→ **Problem details**
Locate each line in the records containing "Yield". Copy it.

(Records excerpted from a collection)
□ □ □ □

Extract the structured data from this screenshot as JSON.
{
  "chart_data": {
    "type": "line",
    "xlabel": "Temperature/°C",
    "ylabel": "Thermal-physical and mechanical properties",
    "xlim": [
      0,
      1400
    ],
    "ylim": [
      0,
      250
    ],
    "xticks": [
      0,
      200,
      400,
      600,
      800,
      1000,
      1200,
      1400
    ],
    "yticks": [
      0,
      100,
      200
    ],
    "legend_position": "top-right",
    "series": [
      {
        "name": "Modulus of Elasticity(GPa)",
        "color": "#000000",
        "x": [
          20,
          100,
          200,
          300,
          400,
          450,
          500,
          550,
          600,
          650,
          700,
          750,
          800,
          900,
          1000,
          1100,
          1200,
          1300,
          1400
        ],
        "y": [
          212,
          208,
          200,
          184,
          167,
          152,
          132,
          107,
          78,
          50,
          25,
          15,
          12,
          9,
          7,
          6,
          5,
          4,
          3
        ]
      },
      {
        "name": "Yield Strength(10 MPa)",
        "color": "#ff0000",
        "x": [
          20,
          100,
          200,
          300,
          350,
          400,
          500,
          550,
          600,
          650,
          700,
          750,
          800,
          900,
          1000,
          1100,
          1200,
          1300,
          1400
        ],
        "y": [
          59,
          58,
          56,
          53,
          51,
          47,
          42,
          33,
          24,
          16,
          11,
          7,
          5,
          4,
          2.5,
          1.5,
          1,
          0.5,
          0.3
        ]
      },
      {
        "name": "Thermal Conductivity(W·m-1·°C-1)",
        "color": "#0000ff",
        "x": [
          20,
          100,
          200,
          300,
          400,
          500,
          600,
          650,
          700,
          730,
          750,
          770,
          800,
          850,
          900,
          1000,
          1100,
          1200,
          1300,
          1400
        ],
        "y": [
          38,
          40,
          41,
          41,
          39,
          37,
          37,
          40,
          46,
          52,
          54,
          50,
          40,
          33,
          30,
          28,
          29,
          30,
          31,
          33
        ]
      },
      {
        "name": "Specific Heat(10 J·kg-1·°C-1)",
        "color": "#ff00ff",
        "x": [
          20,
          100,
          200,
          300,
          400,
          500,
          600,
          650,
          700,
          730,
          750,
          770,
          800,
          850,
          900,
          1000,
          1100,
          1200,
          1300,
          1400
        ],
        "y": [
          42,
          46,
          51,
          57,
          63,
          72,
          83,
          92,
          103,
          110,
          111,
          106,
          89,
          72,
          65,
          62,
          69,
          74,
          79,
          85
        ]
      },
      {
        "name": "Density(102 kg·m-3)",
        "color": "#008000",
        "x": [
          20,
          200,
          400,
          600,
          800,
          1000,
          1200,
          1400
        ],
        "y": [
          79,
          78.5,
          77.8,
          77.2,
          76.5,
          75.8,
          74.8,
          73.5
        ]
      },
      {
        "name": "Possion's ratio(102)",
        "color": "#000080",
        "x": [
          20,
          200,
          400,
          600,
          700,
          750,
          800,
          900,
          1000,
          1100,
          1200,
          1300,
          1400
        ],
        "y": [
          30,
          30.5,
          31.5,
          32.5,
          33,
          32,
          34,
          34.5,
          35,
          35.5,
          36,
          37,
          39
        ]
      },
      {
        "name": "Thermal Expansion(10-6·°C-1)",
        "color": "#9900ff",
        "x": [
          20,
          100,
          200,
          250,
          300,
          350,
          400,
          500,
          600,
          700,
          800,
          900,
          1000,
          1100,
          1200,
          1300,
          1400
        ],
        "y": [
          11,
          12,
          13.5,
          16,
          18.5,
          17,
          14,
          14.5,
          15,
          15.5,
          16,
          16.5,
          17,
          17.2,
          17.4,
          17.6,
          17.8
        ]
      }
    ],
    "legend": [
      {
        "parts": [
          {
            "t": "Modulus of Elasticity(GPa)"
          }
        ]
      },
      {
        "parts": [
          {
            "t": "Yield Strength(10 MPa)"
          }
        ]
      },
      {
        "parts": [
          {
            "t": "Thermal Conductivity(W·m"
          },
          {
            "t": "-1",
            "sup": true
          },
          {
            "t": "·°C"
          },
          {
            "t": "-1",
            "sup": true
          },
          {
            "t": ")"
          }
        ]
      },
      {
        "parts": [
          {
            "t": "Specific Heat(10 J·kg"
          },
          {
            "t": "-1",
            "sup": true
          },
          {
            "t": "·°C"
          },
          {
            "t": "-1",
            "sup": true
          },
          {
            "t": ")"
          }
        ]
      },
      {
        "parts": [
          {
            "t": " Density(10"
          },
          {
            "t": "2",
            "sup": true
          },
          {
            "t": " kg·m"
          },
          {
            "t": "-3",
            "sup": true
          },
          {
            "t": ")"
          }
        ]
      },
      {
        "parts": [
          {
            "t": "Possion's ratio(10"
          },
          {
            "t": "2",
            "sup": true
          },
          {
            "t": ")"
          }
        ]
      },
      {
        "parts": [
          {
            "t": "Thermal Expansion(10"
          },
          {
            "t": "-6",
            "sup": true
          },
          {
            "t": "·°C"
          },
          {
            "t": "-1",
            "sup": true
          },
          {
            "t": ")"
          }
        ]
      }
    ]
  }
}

□ □ □ □

→ **Task result**
        "name": "Yield Strength(10 MPa)",
            "t": "Yield Strength(10 MPa)"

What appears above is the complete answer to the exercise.